Exactly reproduce the lines that follow.
-- Start AVAILABLE DATA --
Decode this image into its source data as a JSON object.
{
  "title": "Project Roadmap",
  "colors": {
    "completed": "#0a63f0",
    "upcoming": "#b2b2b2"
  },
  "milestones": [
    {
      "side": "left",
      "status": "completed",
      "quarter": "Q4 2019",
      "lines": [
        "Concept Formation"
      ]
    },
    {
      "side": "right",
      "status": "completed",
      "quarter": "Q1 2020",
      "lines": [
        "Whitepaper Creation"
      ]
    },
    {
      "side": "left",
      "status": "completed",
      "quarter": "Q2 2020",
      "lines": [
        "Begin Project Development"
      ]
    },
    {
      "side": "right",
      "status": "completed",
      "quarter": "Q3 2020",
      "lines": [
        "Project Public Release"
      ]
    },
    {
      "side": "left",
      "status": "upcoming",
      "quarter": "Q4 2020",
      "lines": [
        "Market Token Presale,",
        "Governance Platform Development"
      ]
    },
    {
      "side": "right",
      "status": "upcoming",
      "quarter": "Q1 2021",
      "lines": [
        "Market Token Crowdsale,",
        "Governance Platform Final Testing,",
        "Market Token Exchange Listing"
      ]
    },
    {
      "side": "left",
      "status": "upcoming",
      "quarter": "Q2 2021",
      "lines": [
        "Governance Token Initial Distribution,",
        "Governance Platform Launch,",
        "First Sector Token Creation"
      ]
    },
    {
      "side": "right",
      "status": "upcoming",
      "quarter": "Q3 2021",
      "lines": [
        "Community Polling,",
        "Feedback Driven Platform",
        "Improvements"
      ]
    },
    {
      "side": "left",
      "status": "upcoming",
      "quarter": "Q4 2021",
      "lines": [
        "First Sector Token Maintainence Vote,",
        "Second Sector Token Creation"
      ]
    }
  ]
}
-- End AVAILABLE DATA --
● **EXERCISE OUTPUT**
Decode this image into its source data as a JSON object.
{
  "title": "Project Roadmap",
  "colors": {
    "completed": "#0a63f0",
    "upcoming": "#b2b2b2"
  },
  "milestones": [
    {
      "side": "left",
      "status": "completed",
      "quarter": "Q4 2019",
      "lines": [
        "Concept Formation"
      ]
    },
    {
      "side": "right",
      "status": "completed",
      "quarter": "Q1 2020",
      "lines": [
        "Whitepaper Creation"
      ]
    },
    {
      "side": "left",
      "status": "completed",
      "quarter": "Q2 2020",
      "lines": [
        "Begin Project Development"
      ]
    },
    {
      "side": "right",
      "status": "completed",
      "quarter": "Q3 2020",
      "lines": [
        "Project Public Release"
      ]
    },
    {
      "side": "left",
      "status": "upcoming",
      "quarter": "Q4 2020",
      "lines": [
        "Market Token Presale,",
        "Governance Platform Development"
      ]
    },
    {
      "side": "right",
      "status": "upcoming",
      "quarter": "Q1 2021",
      "lines": [
        "Market Token Crowdsale,",
        "Governance Platform Final Testing,",
        "Market Token Exchange Listing"
      ]
    },
    {
      "side": "left",
      "status": "upcoming",
      "quarter": "Q2 2021",
      "lines": [
        "Governance Token Initial Distribution,",
        "Governance Platform Launch,",
        "First Sector Token Creation"
      ]
    },
    {
      "side": "right",
      "status": "upcoming",
      "quarter": "Q3 2021",
      "lines": [
        "Community Polling,",
        "Feedback Driven Platform",
        "Improvements"
      ]
    },
    {
      "side": "left",
      "status": "upcoming",
      "quarter": "Q4 2021",
      "lines": [
        "First Sector Token Maintainence Vote,",
        "Second Sector Token Creation"
      ]
    }
  ]
}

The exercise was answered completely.